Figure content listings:
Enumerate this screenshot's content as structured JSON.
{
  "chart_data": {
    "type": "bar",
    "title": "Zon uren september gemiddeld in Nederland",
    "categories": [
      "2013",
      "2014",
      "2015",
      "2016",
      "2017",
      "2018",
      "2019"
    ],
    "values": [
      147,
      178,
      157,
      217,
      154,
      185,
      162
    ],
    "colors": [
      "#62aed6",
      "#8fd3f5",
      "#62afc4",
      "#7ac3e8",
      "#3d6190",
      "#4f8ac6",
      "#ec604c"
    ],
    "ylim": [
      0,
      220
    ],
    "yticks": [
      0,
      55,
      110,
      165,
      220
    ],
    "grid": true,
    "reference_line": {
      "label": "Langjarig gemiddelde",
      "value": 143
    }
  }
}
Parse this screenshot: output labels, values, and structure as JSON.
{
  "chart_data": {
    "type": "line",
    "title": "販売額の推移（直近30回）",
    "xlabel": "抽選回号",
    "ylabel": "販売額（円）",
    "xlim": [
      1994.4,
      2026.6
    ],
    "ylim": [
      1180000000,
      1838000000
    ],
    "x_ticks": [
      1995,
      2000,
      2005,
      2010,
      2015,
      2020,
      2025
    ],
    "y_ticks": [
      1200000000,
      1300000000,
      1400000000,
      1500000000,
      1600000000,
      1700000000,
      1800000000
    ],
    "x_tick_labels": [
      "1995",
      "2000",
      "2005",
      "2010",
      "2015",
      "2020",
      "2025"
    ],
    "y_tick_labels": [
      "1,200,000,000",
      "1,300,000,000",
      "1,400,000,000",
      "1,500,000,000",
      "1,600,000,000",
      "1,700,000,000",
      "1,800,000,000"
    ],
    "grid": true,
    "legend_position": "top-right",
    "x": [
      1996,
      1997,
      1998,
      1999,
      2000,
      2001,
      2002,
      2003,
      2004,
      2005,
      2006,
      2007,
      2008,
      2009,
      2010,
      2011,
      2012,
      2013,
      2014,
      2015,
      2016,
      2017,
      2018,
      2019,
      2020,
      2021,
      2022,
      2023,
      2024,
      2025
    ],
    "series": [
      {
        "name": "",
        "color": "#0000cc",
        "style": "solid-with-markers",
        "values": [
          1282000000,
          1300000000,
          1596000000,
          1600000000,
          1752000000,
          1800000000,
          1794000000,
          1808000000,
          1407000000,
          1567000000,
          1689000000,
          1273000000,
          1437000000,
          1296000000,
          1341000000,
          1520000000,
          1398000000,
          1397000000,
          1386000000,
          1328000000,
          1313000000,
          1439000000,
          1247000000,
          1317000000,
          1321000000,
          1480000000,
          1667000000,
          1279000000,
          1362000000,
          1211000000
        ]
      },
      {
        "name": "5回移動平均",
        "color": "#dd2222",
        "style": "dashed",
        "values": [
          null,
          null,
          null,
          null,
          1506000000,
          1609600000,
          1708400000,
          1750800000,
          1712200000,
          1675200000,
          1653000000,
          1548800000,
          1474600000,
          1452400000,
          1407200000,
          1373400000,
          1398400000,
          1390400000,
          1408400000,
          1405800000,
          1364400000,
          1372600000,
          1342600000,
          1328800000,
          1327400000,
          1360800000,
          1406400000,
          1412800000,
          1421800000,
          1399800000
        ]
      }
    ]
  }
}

**DESCRIPTION OF THE TASK:** Copy out the data shown above without altering anything.

**ANSWER TO THIS TASK:**
Enumerate this screenshot's content as structured JSON.
{
  "chart_data": {
    "type": "bar",
    "title": "Zon uren september gemiddeld in Nederland",
    "categories": [
      "2013",
      "2014",
      "2015",
      "2016",
      "2017",
      "2018",
      "2019"
    ],
    "values": [
      147,
      178,
      157,
      217,
      154,
      185,
      162
    ],
    "colors": [
      "#62aed6",
      "#8fd3f5",
      "#62afc4",
      "#7ac3e8",
      "#3d6190",
      "#4f8ac6",
      "#ec604c"
    ],
    "ylim": [
      0,
      220
    ],
    "yticks": [
      0,
      55,
      110,
      165,
      220
    ],
    "grid": true,
    "reference_line": {
      "label": "Langjarig gemiddelde",
      "value": 143
    }
  }
}
Parse this screenshot: output labels, values, and structure as JSON.
{
  "chart_data": {
    "type": "line",
    "title": "販売額の推移（直近30回）",
    "xlabel": "抽選回号",
    "ylabel": "販売額（円）",
    "xlim": [
      1994.4,
      2026.6
    ],
    "ylim": [
      1180000000,
      1838000000
    ],
    "x_ticks": [
      1995,
      2000,
      2005,
      2010,
      2015,
      2020,
      2025
    ],
    "y_ticks": [
      1200000000,
      1300000000,
      1400000000,
      1500000000,
      1600000000,
      1700000000,
      1800000000
    ],
    "x_tick_labels": [
      "1995",
      "2000",
      "2005",
      "2010",
      "2015",
      "2020",
      "2025"
    ],
    "y_tick_labels": [
      "1,200,000,000",
      "1,300,000,000",
      "1,400,000,000",
      "1,500,000,000",
      "1,600,000,000",
      "1,700,000,000",
      "1,800,000,000"
    ],
    "grid": true,
    "legend_position": "top-right",
    "x": [
      1996,
      1997,
      1998,
      1999,
      2000,
      2001,
      2002,
      2003,
      2004,
      2005,
      2006,
      2007,
      2008,
      2009,
      2010,
      2011,
      2012,
      2013,
      2014,
      2015,
      2016,
      2017,
      2018,
      2019,
      2020,
      2021,
      2022,
      2023,
      2024,
      2025
    ],
    "series": [
      {
        "name": "",
        "color": "#0000cc",
        "style": "solid-with-markers",
        "values": [
          1282000000,
          1300000000,
          1596000000,
          1600000000,
          1752000000,
          1800000000,
          1794000000,
          1808000000,
          1407000000,
          1567000000,
          1689000000,
          1273000000,
          1437000000,
          1296000000,
          1341000000,
          1520000000,
          1398000000,
          1397000000,
          1386000000,
          1328000000,
          1313000000,
          1439000000,
          1247000000,
          1317000000,
          1321000000,
          1480000000,
          1667000000,
          1279000000,
          1362000000,
          1211000000
        ]
      },
      {
        "name": "5回移動平均",
        "color": "#dd2222",
        "style": "dashed",
        "values": [
          null,
          null,
          null,
          null,
          1506000000,
          1609600000,
          1708400000,
          1750800000,
          1712200000,
          1675200000,
          1653000000,
          1548800000,
          1474600000,
          1452400000,
          1407200000,
          1373400000,
          1398400000,
          1390400000,
          1408400000,
          1405800000,
          1364400000,
          1372600000,
          1342600000,
          1328800000,
          1327400000,
          1360800000,
          1406400000,
          1412800000,
          1421800000,
          1399800000
        ]
      }
    ]
  }
}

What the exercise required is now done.